• Listed entries:
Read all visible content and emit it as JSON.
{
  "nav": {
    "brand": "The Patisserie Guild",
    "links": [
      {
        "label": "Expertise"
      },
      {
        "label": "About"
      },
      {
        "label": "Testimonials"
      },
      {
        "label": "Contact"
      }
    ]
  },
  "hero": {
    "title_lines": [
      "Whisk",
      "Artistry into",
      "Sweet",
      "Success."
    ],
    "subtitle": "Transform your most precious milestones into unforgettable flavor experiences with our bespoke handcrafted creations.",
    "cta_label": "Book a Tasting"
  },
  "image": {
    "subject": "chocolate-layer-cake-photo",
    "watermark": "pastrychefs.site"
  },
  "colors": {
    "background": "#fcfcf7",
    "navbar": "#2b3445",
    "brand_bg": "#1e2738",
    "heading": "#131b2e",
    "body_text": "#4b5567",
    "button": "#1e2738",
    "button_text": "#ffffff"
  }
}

• Objective:
Please restate the whole listing word for word.

• Exercise response:
Read all visible content and emit it as JSON.
{
  "nav": {
    "brand": "The Patisserie Guild",
    "links": [
      {
        "label": "Expertise"
      },
      {
        "label": "About"
      },
      {
        "label": "Testimonials"
      },
      {
        "label": "Contact"
      }
    ]
  },
  "hero": {
    "title_lines": [
      "Whisk",
      "Artistry into",
      "Sweet",
      "Success."
    ],
    "subtitle": "Transform your most precious milestones into unforgettable flavor experiences with our bespoke handcrafted creations.",
    "cta_label": "Book a Tasting"
  },
  "image": {
    "subject": "chocolate-layer-cake-photo",
    "watermark": "pastrychefs.site"
  },
  "colors": {
    "background": "#fcfcf7",
    "navbar": "#2b3445",
    "brand_bg": "#1e2738",
    "heading": "#131b2e",
    "body_text": "#4b5567",
    "button": "#1e2738",
    "button_text": "#ffffff"
  }
}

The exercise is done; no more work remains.